OBJETIVO :: De acuerdo con el texto sobre Jorge Carrera Andrade y el haiku, ¿en qué ciudad y en qué año se publicó el libro Microgramas?

TEXTO DE LECTURA ::
Jorge Carrera, los haiku y los días de Japón (I Parte)

Este es un día especial y, como les había ofrecido, está listo el vino para servirse. Especial porque es la primera vez que esta publicación presentará un tema por entregas. Tomen asiento, ahorita les cuento los detalles. 

Que Octavio Paz, uno de los más grandes escritores del mundo, haya mencionado al poeta ecuatoriano Jorge Carrera Andrade en el prólogo de una traducción que realizó de un clásico de la literatura japonesa es un descubrimiento inquietante. Además, con una dosis adecuada de misterio.
Elementos que, se supone, son insoldables se juntan por un encantamiento del tiempo. Es un laberinto que provocó algunas angustias a pesar de que finalmente muestra una salida vistosas. Octavio Paz, Jorge Carrera Andrade, Japón, poesía.

La punta del ovillo está en la edición que hizo la editorial Atlanta del clásico de la literatura japonesa “Sendas de Oku”, escrito por poeta Matsúo Basho (se publicó por primera vez en 1689). En la edición en español (2014) el prólogo fue escrito por Octavio Paz, Premio Nobel de Literatura.
En una parte de este estudio de introducción, el bate mexicano buscó el nivel de influencia que provocó la poesía japonesa en los poetas que escriben en español, especialmente de América Latina; además, dio la mayor importancia a los haiku: en su estudio, aparece el que considera un trabajo notable de su coterráneo, José Juan Tablada, con respecto al haiku.
(Es oportuno recordad que el haiku es un estilo de poesía cuya regla básica es respetar una estructura de 17 sílabas organizadas en la combinación 5-7-5. No pretende tener rima, tampoco título, se preocupa poco del autor y mucho de la calidad, y se escribe en el Japón desde hace siglos).
Octavio Paz escribió: “En la obra juvenil de muchos poetas hispanoamericanos de esa época, entre 1920 y 1925, es visible el ejemplo de Tablada. En México la lección fue recogida por los mejores: Pellicer, Villaurrutia, Gorostiza. Años después el poeta ecuatoriano Jorge Carrera Andrade redescubrió por su cuenta el haiku y publicó un precioso librito: Microgramas (Tokio, 1940)”.Unas metros más allá el ovillo comienza a mostrarse menos enrollado: el poeta ecuatoriano fue Cónsul del Ecuador en el puerto de Yokohama hasta 1941 y allí se conectó con la estética japonesa en niveles que son todavía imprecisos.
“El volcán y el Colibrí” es el título de la autobiografía que publicó Jorge Carrera Andrade en 1970. Hay un capítulo de lo relevante de su vida guardado para los días de Yokohama. La que sigue es la primera de cuatro partes en las que se dividirá la transcripción de la época nipona en la vida del poeta ecuatoriano.

ENTRADAS DE DATOS ::
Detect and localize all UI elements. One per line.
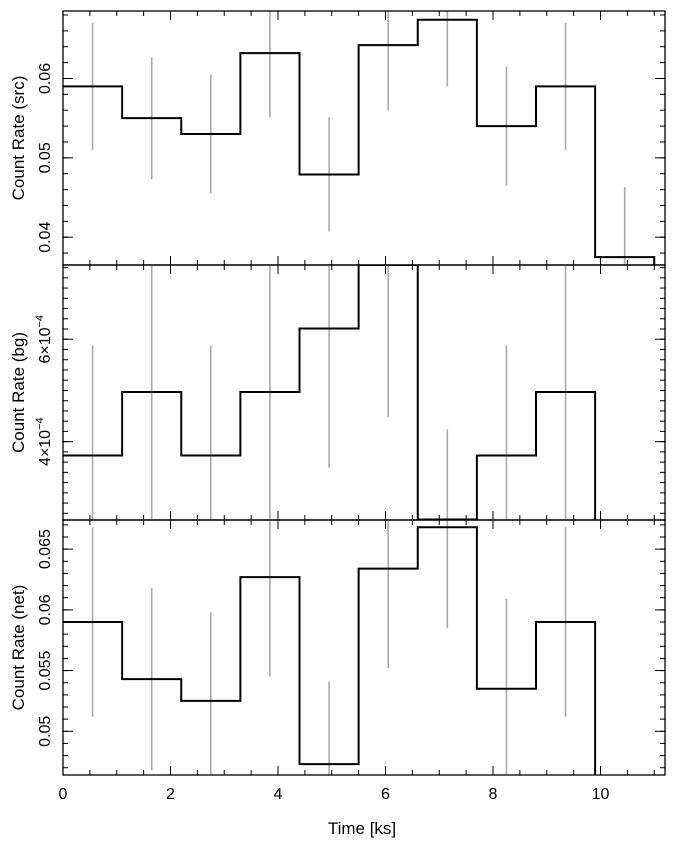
y-tick-exponent: −4 bbox=[34, 417, 46, 430]
x-tick-label: 4 bbox=[274, 786, 283, 803]
x-axis-label: Time [ks] bbox=[328, 819, 396, 838]
y-tick-label: 6×10−4 bbox=[34, 315, 54, 364]
y-tick-label: 0.04 bbox=[37, 222, 54, 253]
y-axis-label: Count Rate (bg) bbox=[9, 332, 28, 453]
y-tick-label: 0.06 bbox=[37, 63, 54, 94]
y-tick-label: 0.05 bbox=[37, 142, 54, 173]
y-tick-exponent: −4 bbox=[34, 315, 46, 328]
data-series-step bbox=[63, 265, 597, 520]
y-tick-label: 0.05 bbox=[37, 716, 54, 747]
panel-src: 0.04 0.05 0.06 Count Rate (src) bbox=[9, 10, 666, 266]
x-tick-label: 10 bbox=[592, 786, 610, 803]
y-tick-label: 0.055 bbox=[37, 650, 54, 690]
y-tick-mantissa: 4×10 bbox=[37, 430, 54, 466]
x-tick-label: 8 bbox=[489, 786, 498, 803]
y-axis-label: Count Rate (src) bbox=[9, 76, 28, 201]
y-tick-label: 0.065 bbox=[37, 529, 54, 569]
panel-frame bbox=[62, 519, 666, 776]
y-tick-label: 4×10−4 bbox=[34, 417, 54, 466]
x-tick-label: 6 bbox=[381, 786, 390, 803]
data-series-step bbox=[63, 526, 597, 775]
y-tick-label: 0.06 bbox=[37, 594, 54, 625]
x-tick-label: 2 bbox=[166, 786, 175, 803]
data-series-step bbox=[63, 18, 656, 265]
y-axis-label: Count Rate (net) bbox=[9, 585, 28, 711]
panel-net: 0.05 0.055 0.06 0.065 Count Rate (net) 0 2 4 6 8 1… bbox=[9, 519, 666, 803]
x-tick-label: 0 bbox=[59, 786, 68, 803]
panel-frame bbox=[62, 10, 666, 266]
y-tick-mantissa: 6×10 bbox=[37, 327, 54, 363]
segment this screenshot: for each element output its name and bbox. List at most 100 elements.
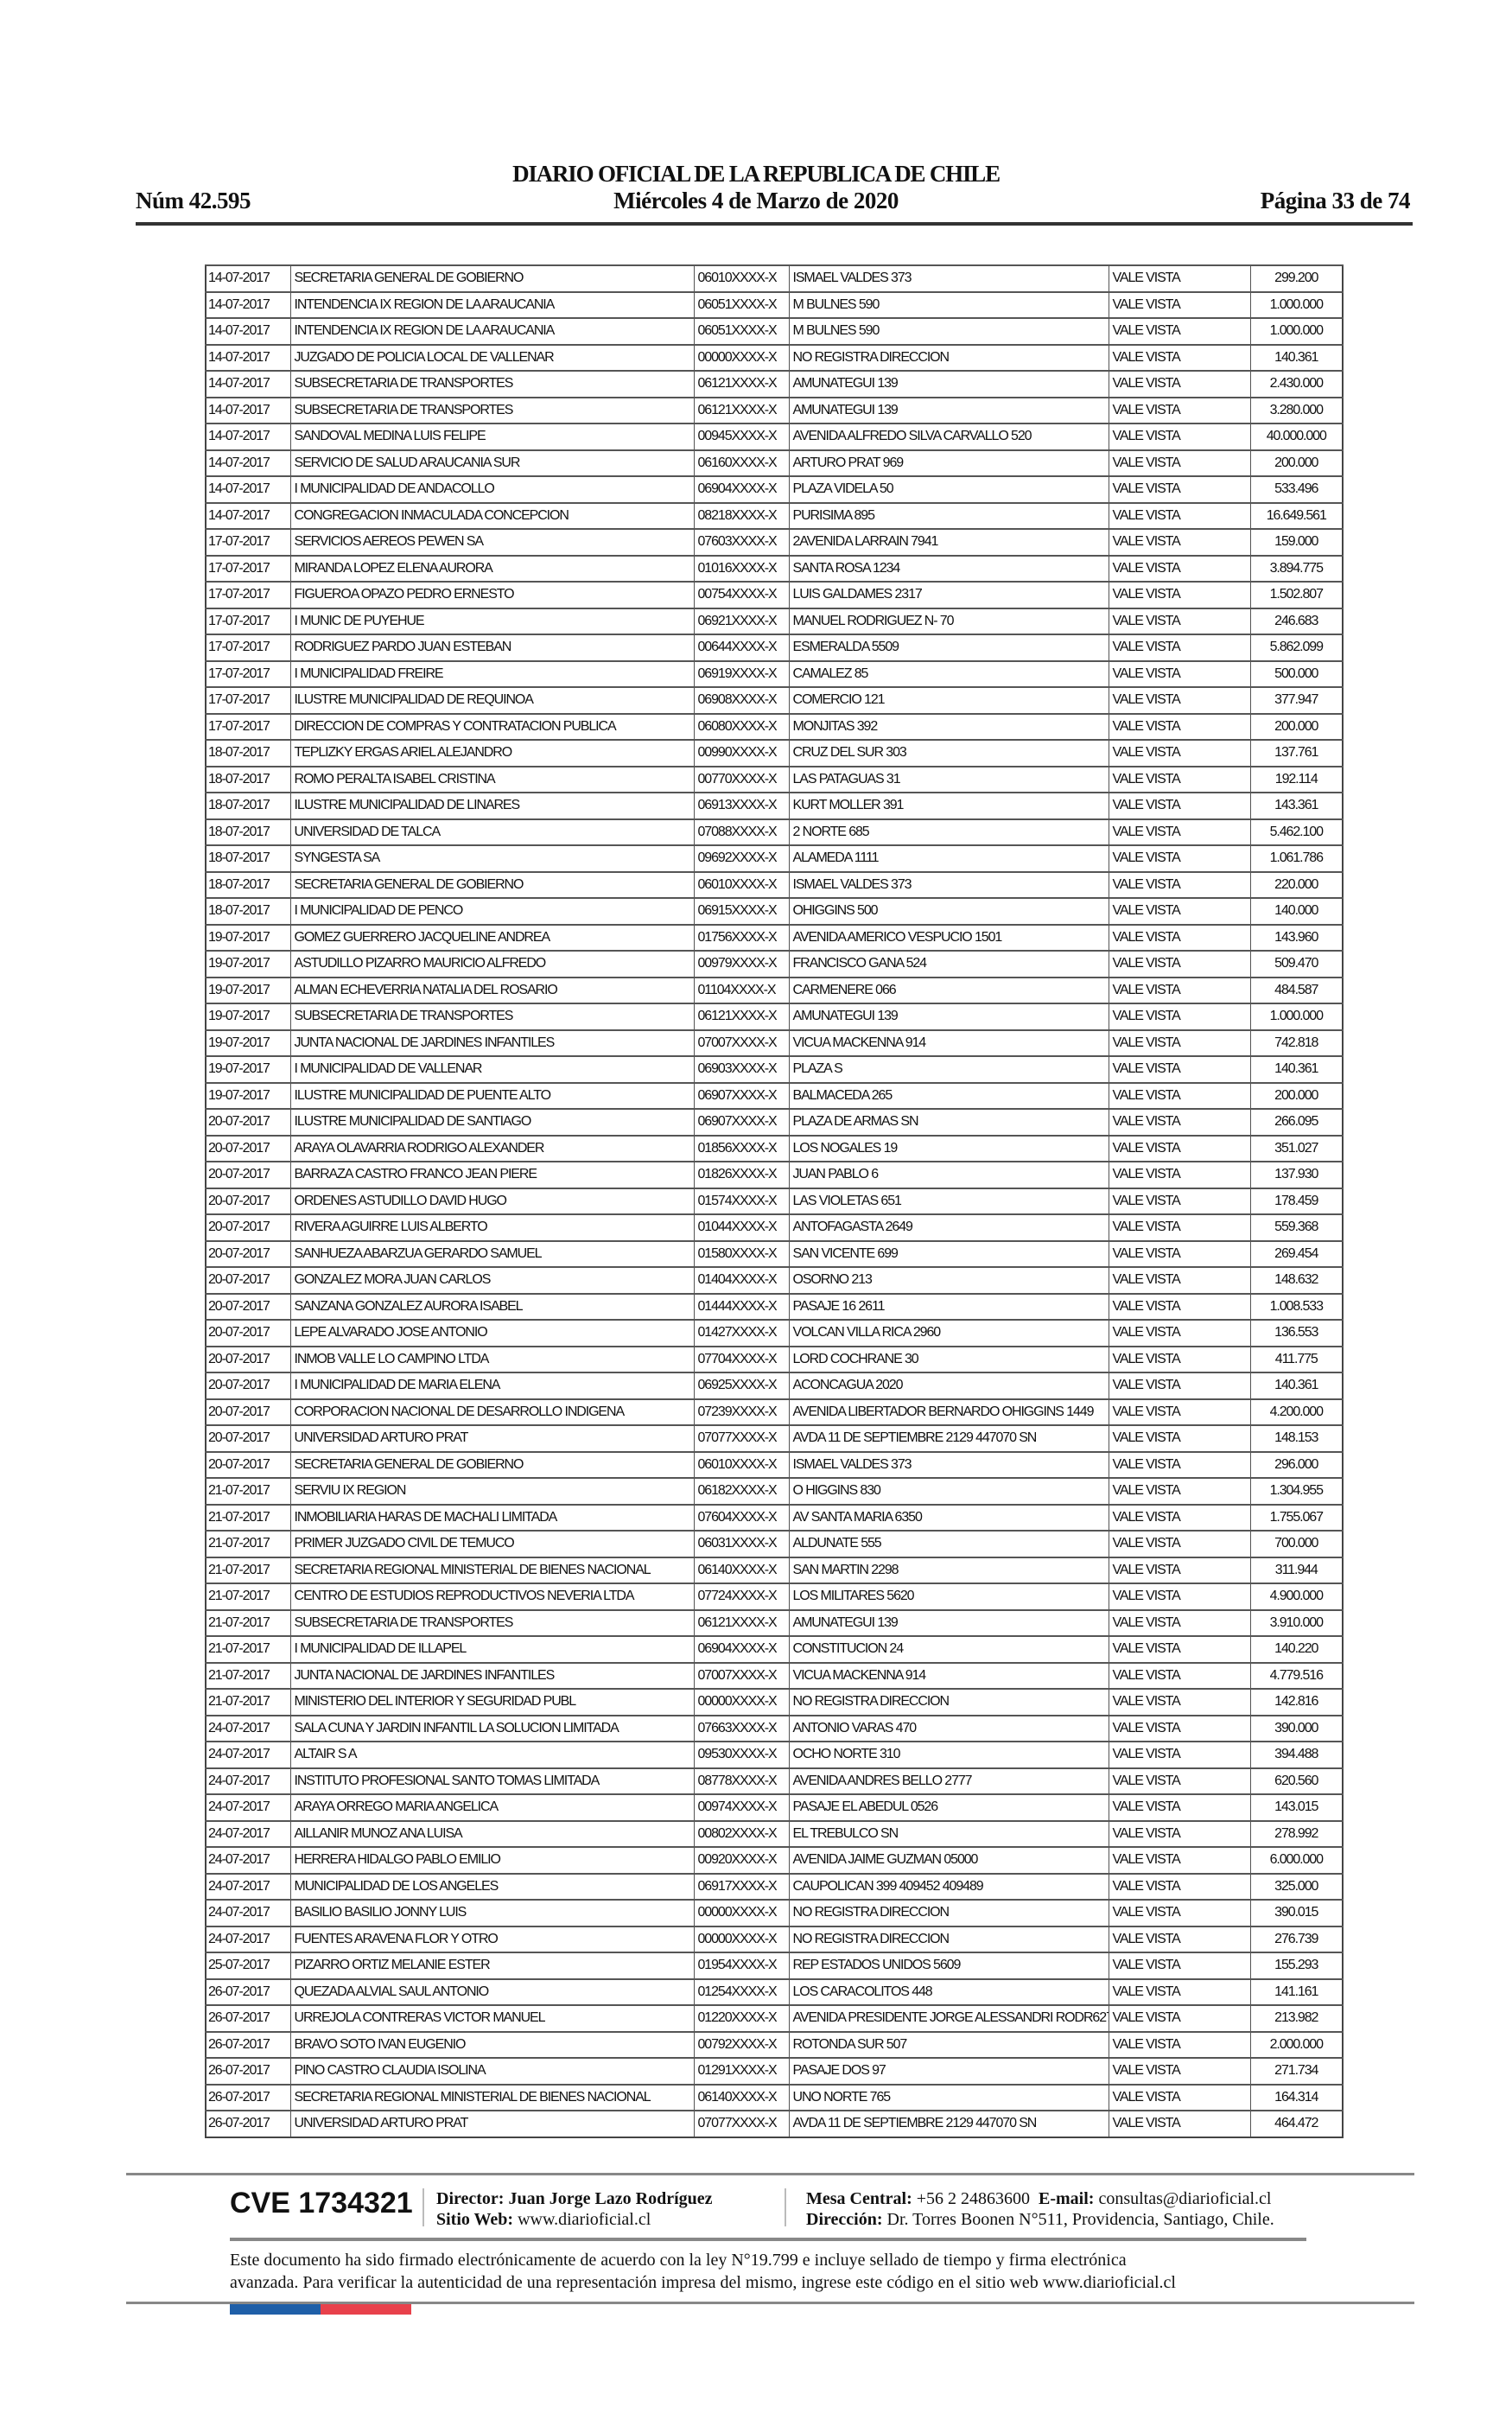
- amount-cell: 276.739: [1249, 1925, 1344, 1953]
- date-cell: 24-07-2017: [205, 1767, 291, 1795]
- page-number: Página 33 de 74: [1260, 188, 1411, 213]
- legal-line: Este documento ha sido firmado electróni…: [230, 2251, 1127, 2270]
- payment-type-cell: VALE VISTA: [1108, 1055, 1251, 1083]
- amount-cell: 4.900.000: [1249, 1583, 1344, 1610]
- date-cell: 17-07-2017: [205, 634, 291, 661]
- rut-cell: 00792XXXX-X: [693, 2030, 790, 2059]
- payment-type-cell: VALE VISTA: [1108, 2083, 1251, 2111]
- payment-type-cell: VALE VISTA: [1108, 290, 1251, 319]
- payment-type-cell: VALE VISTA: [1108, 1028, 1251, 1057]
- beneficiary-cell: URREJOLA CONTRERAS VICTOR MANUEL: [289, 2004, 695, 2032]
- amount-cell: 700.000: [1249, 1530, 1344, 1557]
- address-cell: NO REGISTRA DIRECCION: [788, 343, 1109, 372]
- date-cell: 20-07-2017: [205, 1372, 291, 1399]
- beneficiary-cell: INMOB VALLE LO CAMPINO LTDA: [289, 1345, 695, 1373]
- date-cell: 18-07-2017: [205, 739, 291, 767]
- amount-cell: 155.293: [1249, 1952, 1344, 1979]
- date-cell: 14-07-2017: [205, 290, 291, 319]
- amount-cell: 142.816: [1249, 1688, 1344, 1716]
- amount-cell: 140.000: [1249, 897, 1344, 925]
- beneficiary-cell: UNIVERSIDAD DE TALCA: [289, 818, 695, 846]
- date-cell: 17-07-2017: [205, 659, 291, 688]
- address-cell: AMUNATEGUI 139: [788, 370, 1109, 398]
- address-cell: MANUEL RODRIGUEZ N- 70: [788, 607, 1109, 635]
- table-row: 18-07-2017 ILUSTRE MUNICIPALIDAD DE LINAR…: [205, 792, 1344, 819]
- date-cell: 18-07-2017: [205, 765, 291, 793]
- address-cell: ANTOFAGASTA 2649: [788, 1213, 1109, 1241]
- address-cell: JUAN PABLO 6: [788, 1161, 1109, 1188]
- date-cell: 21-07-2017: [205, 1556, 291, 1584]
- rut-cell: 06915XXXX-X: [693, 897, 790, 925]
- table-row: 19-07-2017 ALMAN ECHEVERRIA NATALIA DEL R…: [205, 976, 1344, 1004]
- beneficiary-cell: DIRECCION DE COMPRAS Y CONTRATACION PUBL…: [289, 712, 695, 741]
- beneficiary-cell: INTENDENCIA IX REGION DE LA ARAUCANIA: [289, 290, 695, 319]
- beneficiary-cell: ARAYA OLAVARRIA RODRIGO ALEXANDER: [289, 1134, 695, 1162]
- table-row: 26-07-2017 QUEZADA ALVIAL SAUL ANTONIO 012…: [205, 1977, 1344, 2006]
- table-row: 18-07-2017 TEPLIZKY ERGAS ARIEL ALEJANDRO…: [205, 739, 1344, 767]
- rut-cell: 07007XXXX-X: [693, 1028, 790, 1057]
- payment-type-cell: VALE VISTA: [1108, 1583, 1251, 1610]
- payment-type-cell: VALE VISTA: [1108, 1424, 1251, 1452]
- table-row: 14-07-2017 SERVICIO DE SALUD ARAUCANIA SU…: [205, 449, 1344, 477]
- amount-cell: 2.000.000: [1249, 2030, 1344, 2059]
- amount-cell: 200.000: [1249, 449, 1344, 477]
- payment-type-cell: VALE VISTA: [1108, 1319, 1251, 1347]
- payment-type-cell: VALE VISTA: [1108, 950, 1251, 978]
- amount-cell: 533.496: [1249, 475, 1344, 503]
- email-link[interactable]: consultas@diarioficial.cl: [1098, 2189, 1272, 2208]
- legal-notice: Este documento ha sido firmado electróni…: [230, 2249, 1353, 2294]
- amount-cell: 5.462.100: [1249, 818, 1344, 846]
- beneficiary-cell: SECRETARIA REGIONAL MINISTERIAL DE BIENE…: [289, 2083, 695, 2111]
- amount-cell: 484.587: [1249, 976, 1344, 1004]
- date-cell: 24-07-2017: [205, 1925, 291, 1953]
- table-row: 20-07-2017 BARRAZA CASTRO FRANCO JEAN PIE…: [205, 1161, 1344, 1188]
- phone-number: +56 2 24863600: [916, 2189, 1031, 2208]
- rut-cell: 06080XXXX-X: [693, 712, 790, 741]
- address-cell: VICUA MACKENNA 914: [788, 1661, 1109, 1690]
- address-cell: M BULNES 590: [788, 317, 1109, 345]
- address-label: Dirección:: [806, 2210, 883, 2229]
- website-link[interactable]: www.diarioficial.cl: [518, 2210, 651, 2229]
- date-cell: 21-07-2017: [205, 1583, 291, 1610]
- beneficiary-cell: UNIVERSIDAD ARTURO PRAT: [289, 1424, 695, 1452]
- amount-cell: 148.632: [1249, 1266, 1344, 1294]
- table-row: 21-07-2017 SUBSECRETARIA DE TRANSPORTES 06…: [205, 1608, 1344, 1637]
- rut-cell: 06921XXXX-X: [693, 607, 790, 635]
- amount-cell: 296.000: [1249, 1450, 1344, 1479]
- table-row: 24-07-2017 AILLANIR MUNOZ ANA LUISA 00802X…: [205, 1819, 1344, 1848]
- phone-label: Mesa Central:: [806, 2189, 912, 2208]
- footer-divider: [126, 2173, 1414, 2175]
- address-cell: PURISIMA 895: [788, 501, 1109, 530]
- table-row: 20-07-2017 RIVERA AGUIRRE LUIS ALBERTO 010…: [205, 1213, 1344, 1241]
- table-row: 20-07-2017 SANZANA GONZALEZ AURORA ISABEL…: [205, 1292, 1344, 1321]
- table-row: 20-07-2017 SECRETARIA GENERAL DE GOBIERNO…: [205, 1450, 1344, 1479]
- date-cell: 17-07-2017: [205, 686, 291, 714]
- rut-cell: 00945XXXX-X: [693, 423, 790, 450]
- rut-cell: 01016XXXX-X: [693, 554, 790, 583]
- rut-cell: 06907XXXX-X: [693, 1108, 790, 1136]
- table-row: 18-07-2017 UNIVERSIDAD DE TALCA 07088XXXX-…: [205, 818, 1344, 846]
- beneficiary-cell: TEPLIZKY ERGAS ARIEL ALEJANDRO: [289, 739, 695, 767]
- address-cell: ISMAEL VALDES 373: [788, 1450, 1109, 1479]
- date-cell: 19-07-2017: [205, 1055, 291, 1083]
- amount-cell: 140.361: [1249, 1055, 1344, 1083]
- rut-cell: 01574XXXX-X: [693, 1187, 790, 1215]
- address-text: Dr. Torres Boonen N°511, Providencia, Sa…: [886, 2210, 1274, 2229]
- rut-cell: 06121XXXX-X: [693, 396, 790, 424]
- payment-type-cell: VALE VISTA: [1108, 1134, 1251, 1162]
- beneficiary-cell: ILUSTRE MUNICIPALIDAD DE PUENTE ALTO: [289, 1081, 695, 1110]
- table-row: 21-07-2017 I MUNICIPALIDAD DE ILLAPEL 0690…: [205, 1635, 1344, 1663]
- rut-cell: 09692XXXX-X: [693, 844, 790, 872]
- amount-cell: 1.000.000: [1249, 317, 1344, 345]
- table-row: 20-07-2017 SANHUEZA ABARZUA GERARDO SAMUE…: [205, 1239, 1344, 1268]
- legal-line: avanzada. Para verificar la autenticidad…: [230, 2273, 1176, 2292]
- date-cell: 18-07-2017: [205, 844, 291, 872]
- date-cell: 19-07-2017: [205, 1081, 291, 1110]
- amount-cell: 3.894.775: [1249, 554, 1344, 583]
- table-row: 24-07-2017 MUNICIPALIDAD DE LOS ANGELES 06…: [205, 1872, 1344, 1901]
- address-cell: PASAJE 16 2611: [788, 1292, 1109, 1321]
- rut-cell: 06010XXXX-X: [693, 1450, 790, 1479]
- payment-type-cell: VALE VISTA: [1108, 343, 1251, 372]
- payment-type-cell: VALE VISTA: [1108, 792, 1251, 819]
- address-cell: LAS PATAGUAS 31: [788, 765, 1109, 793]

RESPUESTA :: En Tokio, en 1940.